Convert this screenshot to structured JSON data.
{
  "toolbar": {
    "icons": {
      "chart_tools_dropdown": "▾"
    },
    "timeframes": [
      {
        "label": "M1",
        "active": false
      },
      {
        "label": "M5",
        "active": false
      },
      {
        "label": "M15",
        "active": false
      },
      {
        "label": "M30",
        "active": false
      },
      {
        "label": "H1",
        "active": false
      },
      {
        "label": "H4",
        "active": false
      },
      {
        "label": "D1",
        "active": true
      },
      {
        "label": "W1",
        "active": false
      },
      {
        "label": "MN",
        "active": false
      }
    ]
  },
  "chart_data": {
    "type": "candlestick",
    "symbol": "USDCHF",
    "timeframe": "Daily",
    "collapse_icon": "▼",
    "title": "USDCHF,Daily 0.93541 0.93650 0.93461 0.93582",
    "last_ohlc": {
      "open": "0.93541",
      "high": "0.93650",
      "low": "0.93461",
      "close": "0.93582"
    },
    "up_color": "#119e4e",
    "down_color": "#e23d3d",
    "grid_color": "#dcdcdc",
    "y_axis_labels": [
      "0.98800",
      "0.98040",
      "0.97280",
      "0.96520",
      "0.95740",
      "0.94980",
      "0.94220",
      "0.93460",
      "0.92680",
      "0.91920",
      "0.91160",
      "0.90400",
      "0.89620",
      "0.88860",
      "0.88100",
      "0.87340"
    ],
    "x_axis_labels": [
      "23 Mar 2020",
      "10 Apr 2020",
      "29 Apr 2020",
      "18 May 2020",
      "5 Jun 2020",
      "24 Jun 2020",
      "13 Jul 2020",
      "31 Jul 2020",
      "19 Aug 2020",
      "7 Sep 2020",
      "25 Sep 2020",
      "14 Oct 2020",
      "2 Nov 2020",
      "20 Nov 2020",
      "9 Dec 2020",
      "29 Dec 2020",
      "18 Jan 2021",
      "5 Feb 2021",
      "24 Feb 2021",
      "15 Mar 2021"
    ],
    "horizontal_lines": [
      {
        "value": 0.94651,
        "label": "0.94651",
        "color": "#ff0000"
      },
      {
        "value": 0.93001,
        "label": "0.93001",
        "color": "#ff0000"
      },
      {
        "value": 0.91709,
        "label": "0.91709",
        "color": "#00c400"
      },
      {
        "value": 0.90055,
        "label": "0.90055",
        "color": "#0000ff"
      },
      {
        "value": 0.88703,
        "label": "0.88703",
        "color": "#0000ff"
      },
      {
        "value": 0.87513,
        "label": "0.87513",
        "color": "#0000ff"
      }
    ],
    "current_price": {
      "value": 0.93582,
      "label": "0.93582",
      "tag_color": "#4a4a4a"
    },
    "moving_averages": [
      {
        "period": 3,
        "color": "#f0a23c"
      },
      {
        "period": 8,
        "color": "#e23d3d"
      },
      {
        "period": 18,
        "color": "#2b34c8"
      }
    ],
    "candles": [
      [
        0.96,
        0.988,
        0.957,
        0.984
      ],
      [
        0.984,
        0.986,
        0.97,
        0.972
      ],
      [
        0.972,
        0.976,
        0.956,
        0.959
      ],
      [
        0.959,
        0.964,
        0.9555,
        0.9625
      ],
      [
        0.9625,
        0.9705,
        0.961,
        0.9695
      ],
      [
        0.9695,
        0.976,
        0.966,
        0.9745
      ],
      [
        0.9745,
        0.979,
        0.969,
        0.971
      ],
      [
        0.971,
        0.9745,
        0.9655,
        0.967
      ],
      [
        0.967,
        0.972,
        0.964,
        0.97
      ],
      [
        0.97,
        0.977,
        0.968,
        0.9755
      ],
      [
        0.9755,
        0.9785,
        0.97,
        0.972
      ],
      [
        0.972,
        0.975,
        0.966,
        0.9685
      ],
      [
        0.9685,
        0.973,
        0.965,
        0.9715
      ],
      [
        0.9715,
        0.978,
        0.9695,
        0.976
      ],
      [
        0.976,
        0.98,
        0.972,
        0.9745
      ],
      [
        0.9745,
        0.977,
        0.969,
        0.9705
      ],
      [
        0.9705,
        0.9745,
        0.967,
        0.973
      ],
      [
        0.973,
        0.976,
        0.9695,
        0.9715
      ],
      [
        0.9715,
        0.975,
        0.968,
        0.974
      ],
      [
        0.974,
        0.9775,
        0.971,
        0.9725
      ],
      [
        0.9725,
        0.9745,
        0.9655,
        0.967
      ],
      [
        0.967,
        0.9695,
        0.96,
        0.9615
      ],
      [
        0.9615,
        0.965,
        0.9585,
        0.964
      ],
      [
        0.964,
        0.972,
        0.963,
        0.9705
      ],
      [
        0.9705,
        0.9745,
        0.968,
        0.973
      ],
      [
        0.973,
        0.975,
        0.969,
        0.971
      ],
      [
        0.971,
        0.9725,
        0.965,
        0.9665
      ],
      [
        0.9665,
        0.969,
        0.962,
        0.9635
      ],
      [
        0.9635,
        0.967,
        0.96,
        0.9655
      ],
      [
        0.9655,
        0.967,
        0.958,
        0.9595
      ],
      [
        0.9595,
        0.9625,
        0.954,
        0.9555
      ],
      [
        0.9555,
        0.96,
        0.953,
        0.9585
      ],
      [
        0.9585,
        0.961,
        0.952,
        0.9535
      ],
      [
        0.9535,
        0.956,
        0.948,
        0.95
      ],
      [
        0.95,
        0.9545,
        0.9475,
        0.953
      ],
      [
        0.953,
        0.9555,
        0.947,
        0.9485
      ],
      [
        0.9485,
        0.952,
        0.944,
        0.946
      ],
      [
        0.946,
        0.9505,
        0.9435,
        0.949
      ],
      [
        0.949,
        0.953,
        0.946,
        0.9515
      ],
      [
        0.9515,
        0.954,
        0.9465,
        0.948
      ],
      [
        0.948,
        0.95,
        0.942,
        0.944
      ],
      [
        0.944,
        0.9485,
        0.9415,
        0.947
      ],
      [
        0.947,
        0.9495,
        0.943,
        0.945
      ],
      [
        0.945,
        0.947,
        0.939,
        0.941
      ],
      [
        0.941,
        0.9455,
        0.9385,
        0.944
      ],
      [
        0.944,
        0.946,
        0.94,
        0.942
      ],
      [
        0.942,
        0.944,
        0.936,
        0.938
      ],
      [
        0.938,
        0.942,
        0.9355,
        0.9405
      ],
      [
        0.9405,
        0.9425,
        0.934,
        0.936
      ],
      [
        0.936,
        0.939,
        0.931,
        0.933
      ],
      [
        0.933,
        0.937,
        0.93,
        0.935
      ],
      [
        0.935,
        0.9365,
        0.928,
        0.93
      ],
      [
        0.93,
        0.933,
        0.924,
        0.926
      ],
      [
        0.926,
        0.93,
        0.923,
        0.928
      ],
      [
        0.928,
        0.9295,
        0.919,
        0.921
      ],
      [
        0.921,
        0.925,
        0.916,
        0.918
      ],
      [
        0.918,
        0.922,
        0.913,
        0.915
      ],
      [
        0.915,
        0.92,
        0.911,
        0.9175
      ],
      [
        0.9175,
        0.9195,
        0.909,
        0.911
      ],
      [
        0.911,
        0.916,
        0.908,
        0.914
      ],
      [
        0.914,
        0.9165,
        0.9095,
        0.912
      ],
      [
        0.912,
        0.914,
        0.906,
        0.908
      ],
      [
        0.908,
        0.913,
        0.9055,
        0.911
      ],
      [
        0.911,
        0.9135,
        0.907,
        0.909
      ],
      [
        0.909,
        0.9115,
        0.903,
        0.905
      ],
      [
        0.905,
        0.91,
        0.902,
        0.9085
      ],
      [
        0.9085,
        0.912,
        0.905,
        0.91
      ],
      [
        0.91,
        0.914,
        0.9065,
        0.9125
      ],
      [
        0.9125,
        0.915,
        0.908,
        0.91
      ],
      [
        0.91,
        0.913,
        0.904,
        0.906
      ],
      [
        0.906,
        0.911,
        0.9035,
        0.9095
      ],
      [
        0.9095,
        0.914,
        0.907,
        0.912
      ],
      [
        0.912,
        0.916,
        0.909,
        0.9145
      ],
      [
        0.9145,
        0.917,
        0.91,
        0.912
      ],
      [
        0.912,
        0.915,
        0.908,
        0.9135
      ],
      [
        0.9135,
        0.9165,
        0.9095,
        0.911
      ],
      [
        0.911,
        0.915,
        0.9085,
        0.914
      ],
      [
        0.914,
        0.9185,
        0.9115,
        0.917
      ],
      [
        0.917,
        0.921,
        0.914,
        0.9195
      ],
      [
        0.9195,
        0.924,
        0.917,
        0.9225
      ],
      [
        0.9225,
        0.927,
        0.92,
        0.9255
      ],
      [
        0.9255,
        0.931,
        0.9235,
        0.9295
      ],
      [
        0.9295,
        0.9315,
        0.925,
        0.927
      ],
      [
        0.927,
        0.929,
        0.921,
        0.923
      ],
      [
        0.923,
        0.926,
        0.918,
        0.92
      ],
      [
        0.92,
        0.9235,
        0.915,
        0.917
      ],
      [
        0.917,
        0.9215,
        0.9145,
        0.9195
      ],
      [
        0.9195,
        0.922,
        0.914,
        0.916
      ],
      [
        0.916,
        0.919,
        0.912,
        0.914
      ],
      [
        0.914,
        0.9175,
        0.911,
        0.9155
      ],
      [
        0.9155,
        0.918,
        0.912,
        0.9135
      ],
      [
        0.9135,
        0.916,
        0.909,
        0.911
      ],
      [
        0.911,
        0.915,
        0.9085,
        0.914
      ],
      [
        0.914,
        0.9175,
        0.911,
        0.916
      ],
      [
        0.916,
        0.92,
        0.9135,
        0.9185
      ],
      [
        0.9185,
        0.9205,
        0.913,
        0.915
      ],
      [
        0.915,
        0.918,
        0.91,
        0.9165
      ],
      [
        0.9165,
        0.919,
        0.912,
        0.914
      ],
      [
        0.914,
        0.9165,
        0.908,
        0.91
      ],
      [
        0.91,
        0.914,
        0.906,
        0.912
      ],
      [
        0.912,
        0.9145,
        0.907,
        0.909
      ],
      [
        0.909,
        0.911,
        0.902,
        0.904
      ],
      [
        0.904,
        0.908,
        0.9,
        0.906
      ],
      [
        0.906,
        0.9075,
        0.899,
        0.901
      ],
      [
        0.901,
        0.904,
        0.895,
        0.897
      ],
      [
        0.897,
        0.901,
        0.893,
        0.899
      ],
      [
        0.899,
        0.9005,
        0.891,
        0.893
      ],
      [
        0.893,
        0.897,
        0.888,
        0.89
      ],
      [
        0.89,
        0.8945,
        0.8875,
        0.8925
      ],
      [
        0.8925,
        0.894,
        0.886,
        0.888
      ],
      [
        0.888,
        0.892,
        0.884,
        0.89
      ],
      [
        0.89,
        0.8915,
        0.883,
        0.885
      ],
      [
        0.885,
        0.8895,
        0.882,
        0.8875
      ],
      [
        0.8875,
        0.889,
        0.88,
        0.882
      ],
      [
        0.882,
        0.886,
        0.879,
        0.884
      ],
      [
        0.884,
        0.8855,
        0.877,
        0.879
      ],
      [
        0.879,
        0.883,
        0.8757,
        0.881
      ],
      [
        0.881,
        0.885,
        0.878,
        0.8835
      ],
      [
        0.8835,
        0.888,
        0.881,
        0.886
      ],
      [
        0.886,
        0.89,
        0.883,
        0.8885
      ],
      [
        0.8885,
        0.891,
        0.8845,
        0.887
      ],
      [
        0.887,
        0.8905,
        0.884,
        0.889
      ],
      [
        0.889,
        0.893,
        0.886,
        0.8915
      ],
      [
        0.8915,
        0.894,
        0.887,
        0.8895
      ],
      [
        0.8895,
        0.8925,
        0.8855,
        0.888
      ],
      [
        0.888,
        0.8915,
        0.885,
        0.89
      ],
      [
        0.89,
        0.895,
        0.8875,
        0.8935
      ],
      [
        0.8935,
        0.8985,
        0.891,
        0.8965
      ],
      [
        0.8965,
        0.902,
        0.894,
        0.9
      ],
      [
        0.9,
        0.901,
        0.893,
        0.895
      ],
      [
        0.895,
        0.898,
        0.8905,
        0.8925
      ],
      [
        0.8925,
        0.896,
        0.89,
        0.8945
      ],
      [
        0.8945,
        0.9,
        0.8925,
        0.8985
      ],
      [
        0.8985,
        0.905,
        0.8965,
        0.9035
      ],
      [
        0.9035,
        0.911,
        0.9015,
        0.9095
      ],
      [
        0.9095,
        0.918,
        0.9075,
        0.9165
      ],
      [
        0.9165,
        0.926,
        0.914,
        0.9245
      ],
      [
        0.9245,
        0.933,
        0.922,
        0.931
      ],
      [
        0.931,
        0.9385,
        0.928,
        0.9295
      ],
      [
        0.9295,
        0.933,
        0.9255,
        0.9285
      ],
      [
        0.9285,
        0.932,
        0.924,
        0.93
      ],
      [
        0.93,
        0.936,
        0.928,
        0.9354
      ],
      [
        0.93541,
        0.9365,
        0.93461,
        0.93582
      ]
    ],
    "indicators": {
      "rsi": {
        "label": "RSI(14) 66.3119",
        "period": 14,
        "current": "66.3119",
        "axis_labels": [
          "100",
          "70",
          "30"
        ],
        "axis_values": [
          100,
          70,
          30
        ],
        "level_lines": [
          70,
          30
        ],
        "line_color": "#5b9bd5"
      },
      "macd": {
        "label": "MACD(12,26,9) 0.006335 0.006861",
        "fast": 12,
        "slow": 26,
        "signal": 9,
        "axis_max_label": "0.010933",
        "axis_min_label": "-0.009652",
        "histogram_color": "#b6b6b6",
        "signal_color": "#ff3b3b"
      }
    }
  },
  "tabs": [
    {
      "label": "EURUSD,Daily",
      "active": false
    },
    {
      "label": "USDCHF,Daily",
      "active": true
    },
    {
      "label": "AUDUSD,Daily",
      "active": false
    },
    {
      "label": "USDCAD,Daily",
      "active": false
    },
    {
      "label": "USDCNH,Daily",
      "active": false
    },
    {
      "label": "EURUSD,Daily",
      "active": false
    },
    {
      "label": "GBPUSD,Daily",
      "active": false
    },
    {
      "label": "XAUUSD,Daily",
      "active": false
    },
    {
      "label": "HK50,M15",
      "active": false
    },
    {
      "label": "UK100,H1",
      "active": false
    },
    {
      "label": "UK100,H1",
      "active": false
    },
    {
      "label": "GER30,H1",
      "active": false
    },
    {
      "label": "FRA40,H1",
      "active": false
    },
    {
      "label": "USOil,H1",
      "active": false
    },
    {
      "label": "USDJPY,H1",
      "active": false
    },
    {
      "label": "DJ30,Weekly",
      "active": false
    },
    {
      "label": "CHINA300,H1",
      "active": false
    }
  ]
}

_ _ _ _ _ _ _

__Stated exercise__
Show all lines from the records above where the word "period" occurs.

__Written response__
        "period": 3,
        "period": 8,
        "period": 18,
        "period": 14,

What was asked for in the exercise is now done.